**GIVEN REQUEST**:
Below are some records. Say how many of their lines include the string "several", giving only the number.

**LISTING**:
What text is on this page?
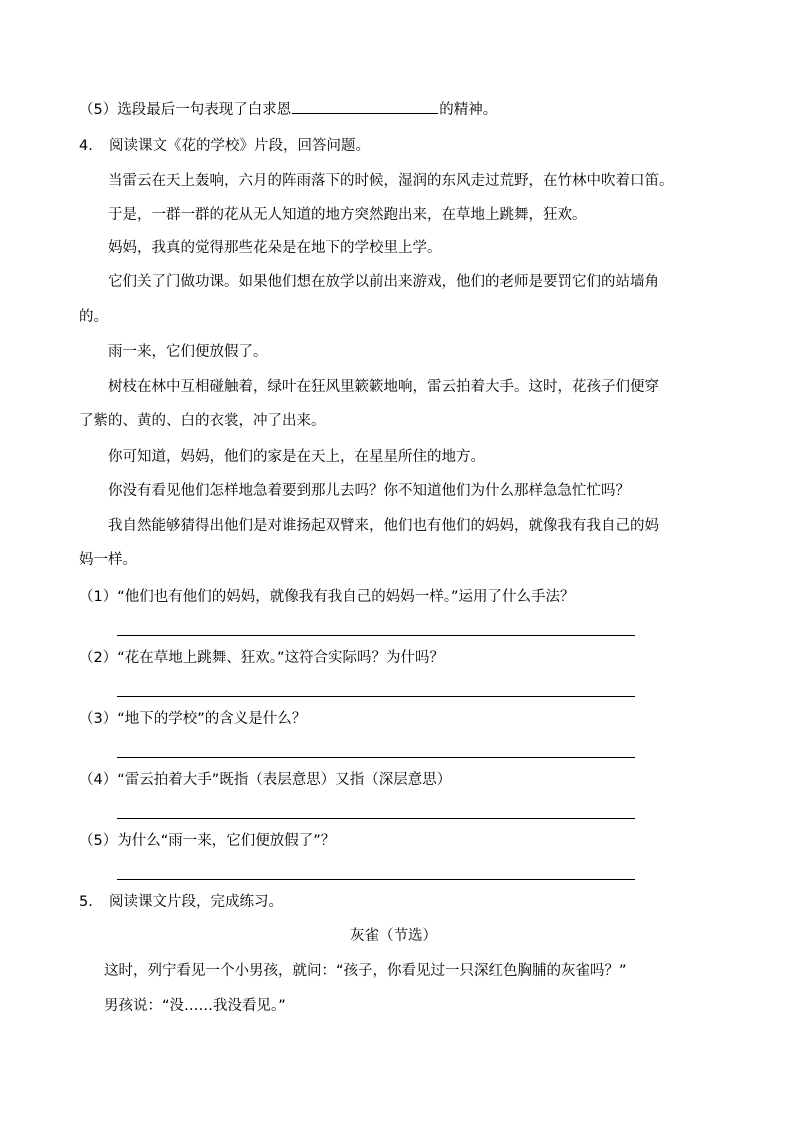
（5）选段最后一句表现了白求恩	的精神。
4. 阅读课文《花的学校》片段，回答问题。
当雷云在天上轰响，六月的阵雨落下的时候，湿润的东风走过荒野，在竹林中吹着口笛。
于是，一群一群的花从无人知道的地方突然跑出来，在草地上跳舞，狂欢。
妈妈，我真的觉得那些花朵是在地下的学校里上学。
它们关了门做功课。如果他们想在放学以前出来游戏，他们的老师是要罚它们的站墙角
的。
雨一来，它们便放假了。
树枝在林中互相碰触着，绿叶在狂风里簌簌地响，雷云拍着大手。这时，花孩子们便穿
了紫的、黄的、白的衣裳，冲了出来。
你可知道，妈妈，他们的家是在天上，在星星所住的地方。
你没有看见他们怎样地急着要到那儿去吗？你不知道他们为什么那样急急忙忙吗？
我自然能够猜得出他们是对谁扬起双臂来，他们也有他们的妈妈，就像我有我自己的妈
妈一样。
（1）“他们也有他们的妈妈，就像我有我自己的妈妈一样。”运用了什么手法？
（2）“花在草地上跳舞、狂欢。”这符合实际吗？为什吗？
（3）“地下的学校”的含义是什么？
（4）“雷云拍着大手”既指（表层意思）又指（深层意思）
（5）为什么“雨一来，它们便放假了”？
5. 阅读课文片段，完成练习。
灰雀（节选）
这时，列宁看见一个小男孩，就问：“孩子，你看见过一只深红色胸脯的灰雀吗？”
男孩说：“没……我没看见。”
---
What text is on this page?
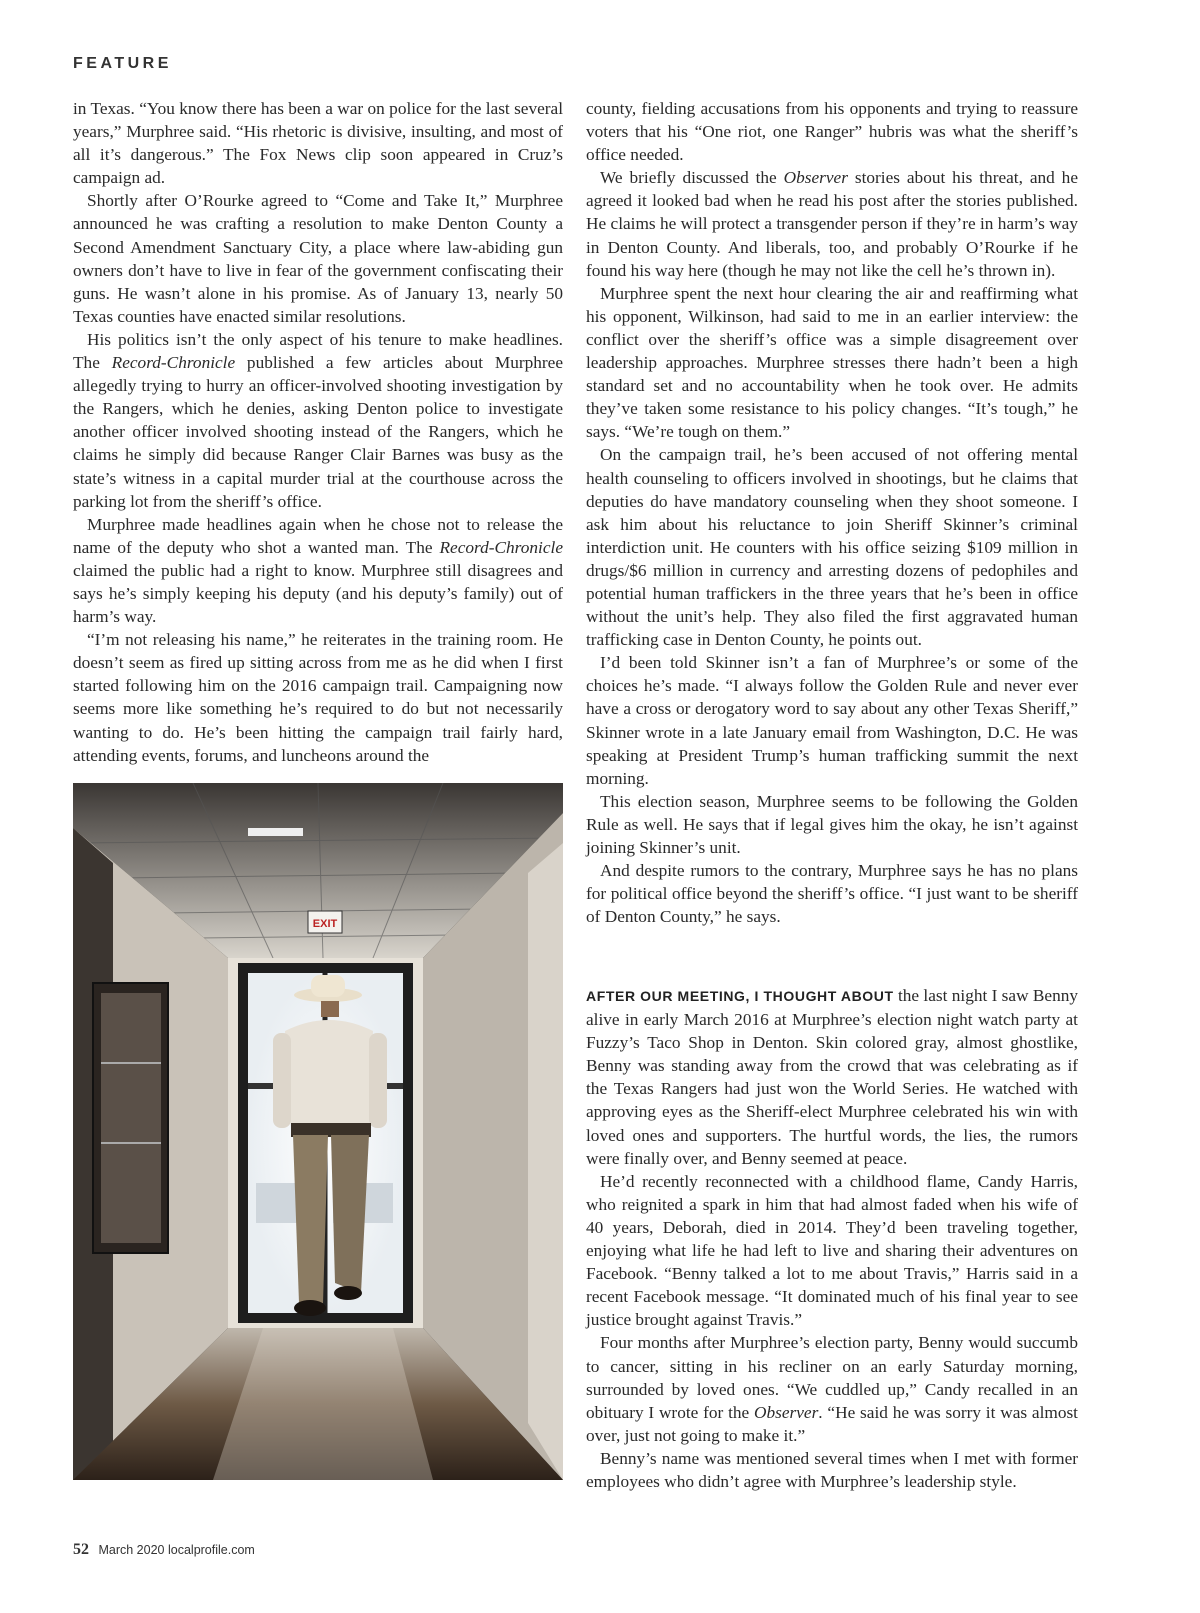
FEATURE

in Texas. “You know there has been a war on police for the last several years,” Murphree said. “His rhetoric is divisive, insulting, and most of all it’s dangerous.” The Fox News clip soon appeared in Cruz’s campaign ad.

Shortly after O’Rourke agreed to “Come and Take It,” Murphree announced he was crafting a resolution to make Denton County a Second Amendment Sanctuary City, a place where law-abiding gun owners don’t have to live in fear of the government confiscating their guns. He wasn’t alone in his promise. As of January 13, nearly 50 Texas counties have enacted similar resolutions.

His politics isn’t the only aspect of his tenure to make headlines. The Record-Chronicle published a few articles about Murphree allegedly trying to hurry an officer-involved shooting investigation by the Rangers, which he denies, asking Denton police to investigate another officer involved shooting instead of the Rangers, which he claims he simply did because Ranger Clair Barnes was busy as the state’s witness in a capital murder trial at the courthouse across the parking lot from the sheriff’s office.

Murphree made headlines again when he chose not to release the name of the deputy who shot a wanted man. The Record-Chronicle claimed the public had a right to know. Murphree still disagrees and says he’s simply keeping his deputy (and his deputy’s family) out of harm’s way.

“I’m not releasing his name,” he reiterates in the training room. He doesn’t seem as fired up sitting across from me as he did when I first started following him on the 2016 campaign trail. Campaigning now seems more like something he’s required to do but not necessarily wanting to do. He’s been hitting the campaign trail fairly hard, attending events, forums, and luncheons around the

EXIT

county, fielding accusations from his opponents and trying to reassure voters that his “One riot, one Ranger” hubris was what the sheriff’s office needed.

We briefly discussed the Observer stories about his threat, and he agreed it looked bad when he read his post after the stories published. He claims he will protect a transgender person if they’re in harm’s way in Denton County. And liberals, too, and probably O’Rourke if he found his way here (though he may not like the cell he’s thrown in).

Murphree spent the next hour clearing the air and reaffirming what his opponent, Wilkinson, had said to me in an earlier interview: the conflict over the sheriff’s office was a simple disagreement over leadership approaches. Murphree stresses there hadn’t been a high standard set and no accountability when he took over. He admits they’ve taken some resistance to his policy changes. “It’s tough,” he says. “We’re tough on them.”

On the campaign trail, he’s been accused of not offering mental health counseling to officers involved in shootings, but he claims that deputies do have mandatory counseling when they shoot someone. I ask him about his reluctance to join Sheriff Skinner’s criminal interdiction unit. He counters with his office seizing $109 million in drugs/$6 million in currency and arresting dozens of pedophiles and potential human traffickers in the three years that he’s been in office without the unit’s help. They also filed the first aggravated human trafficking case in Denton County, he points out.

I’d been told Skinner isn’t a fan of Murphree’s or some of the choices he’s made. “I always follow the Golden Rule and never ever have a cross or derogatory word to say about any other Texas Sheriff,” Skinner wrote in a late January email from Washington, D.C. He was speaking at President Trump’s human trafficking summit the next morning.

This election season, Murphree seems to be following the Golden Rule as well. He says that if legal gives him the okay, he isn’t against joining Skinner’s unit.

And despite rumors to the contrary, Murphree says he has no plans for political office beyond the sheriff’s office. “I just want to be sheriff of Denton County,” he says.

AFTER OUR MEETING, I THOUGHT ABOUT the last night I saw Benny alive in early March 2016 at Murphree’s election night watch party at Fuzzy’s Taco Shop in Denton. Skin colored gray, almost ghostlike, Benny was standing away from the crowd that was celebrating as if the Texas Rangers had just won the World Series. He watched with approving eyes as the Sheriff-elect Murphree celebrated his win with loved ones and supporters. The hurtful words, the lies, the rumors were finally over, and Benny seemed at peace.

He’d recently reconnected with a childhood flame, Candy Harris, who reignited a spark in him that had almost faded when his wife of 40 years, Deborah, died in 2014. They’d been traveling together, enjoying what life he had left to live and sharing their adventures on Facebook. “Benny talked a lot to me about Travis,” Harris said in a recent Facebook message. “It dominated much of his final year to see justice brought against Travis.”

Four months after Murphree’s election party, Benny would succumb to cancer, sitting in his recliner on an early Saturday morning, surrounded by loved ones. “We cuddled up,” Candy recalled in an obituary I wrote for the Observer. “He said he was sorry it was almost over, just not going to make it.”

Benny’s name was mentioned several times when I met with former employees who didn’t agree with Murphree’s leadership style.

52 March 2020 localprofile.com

**OUTPUT FOR THIS TASK**:
2